SET TASK → Copy every line from the data below in which the string "viele" can be found.

MATERIAL FOR THIS EXERCISE →
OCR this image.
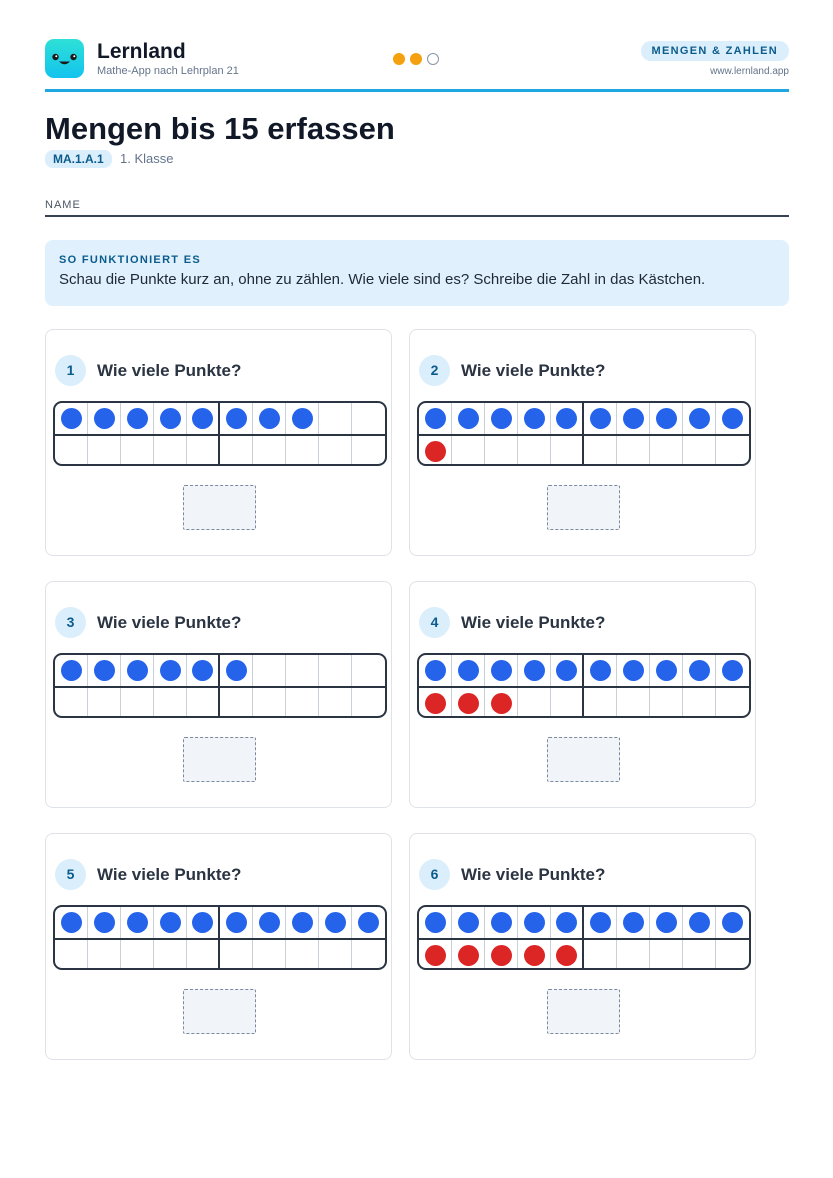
Lernland
Mathe-App nach Lehrplan 21
MENGEN & ZAHLEN
www.lernland.app
Mengen bis 15 erfassen
MA.1.A.1	1. Klasse
NAME
SO FUNKTIONIERT ES
Schau die Punkte kurz an, ohne zu zählen. Wie viele sind es? Schreibe die Zahl in das Kästchen.
1	Wie viele Punkte?	2	Wie viele Punkte?
3	Wie viele Punkte?	4	Wie viele Punkte?
5	Wie viele Punkte?	6	Wie viele Punkte?
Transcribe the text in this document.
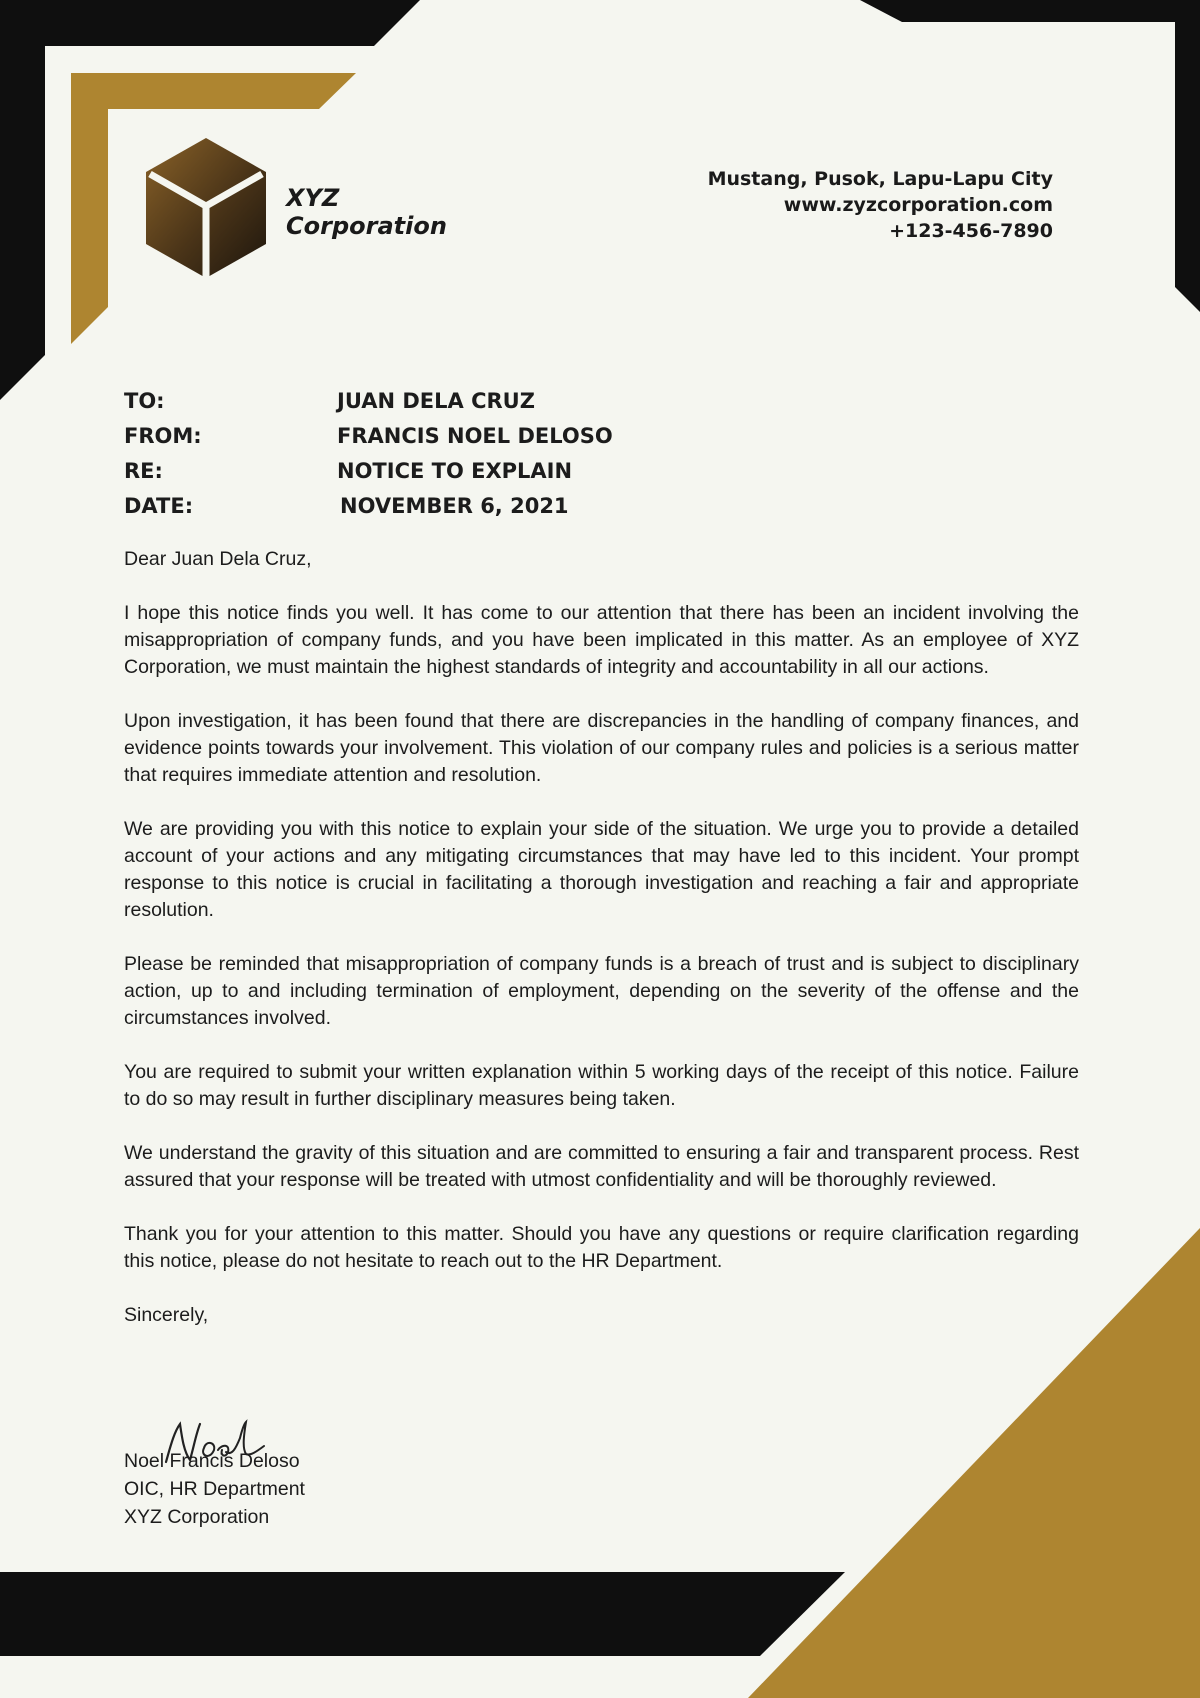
XYZ
Corporation
Mustang, Pusok, Lapu-Lapu City
www.zyzcorporation.com
+123-456-7890
TO:	JUAN DELA CRUZ
FROM:	FRANCIS NOEL DELOSO
RE:	NOTICE TO EXPLAIN
DATE:	NOVEMBER 6, 2021

Dear Juan Dela Cruz,

I hope this notice finds you well. It has come to our attention that there has been an incident involving the misappropriation of company funds, and you have been implicated in this matter. As an employee of XYZ Corporation, we must maintain the highest standards of integrity and accountability in all our actions.

Upon investigation, it has been found that there are discrepancies in the handling of company finances, and evidence points towards your involvement. This violation of our company rules and policies is a serious matter that requires immediate attention and resolution.

We are providing you with this notice to explain your side of the situation. We urge you to provide a detailed account of your actions and any mitigating circumstances that may have led to this incident. Your prompt response to this notice is crucial in facilitating a thorough investigation and reaching a fair and appropriate resolution.

Please be reminded that misappropriation of company funds is a breach of trust and is subject to disciplinary action, up to and including termination of employment, depending on the severity of the offense and the circumstances involved.

You are required to submit your written explanation within 5 working days of the receipt of this notice. Failure to do so may result in further disciplinary measures being taken.

We understand the gravity of this situation and are committed to ensuring a fair and transparent process. Rest assured that your response will be treated with utmost confidentiality and will be thoroughly reviewed.

Thank you for your attention to this matter. Should you have any questions or require clarification regarding this notice, please do not hesitate to reach out to the HR Department.

Sincerely,

Noel Francis Deloso
OIC, HR Department
XYZ Corporation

THE OUTPUT →
Schau die Punkte kurz an, ohne zu zählen. Wie viele sind es? Schreibe die Zahl in das Kästchen.
1	Wie viele Punkte?	2	Wie viele Punkte?
3	Wie viele Punkte?	4	Wie viele Punkte?
5	Wie viele Punkte?	6	Wie viele Punkte?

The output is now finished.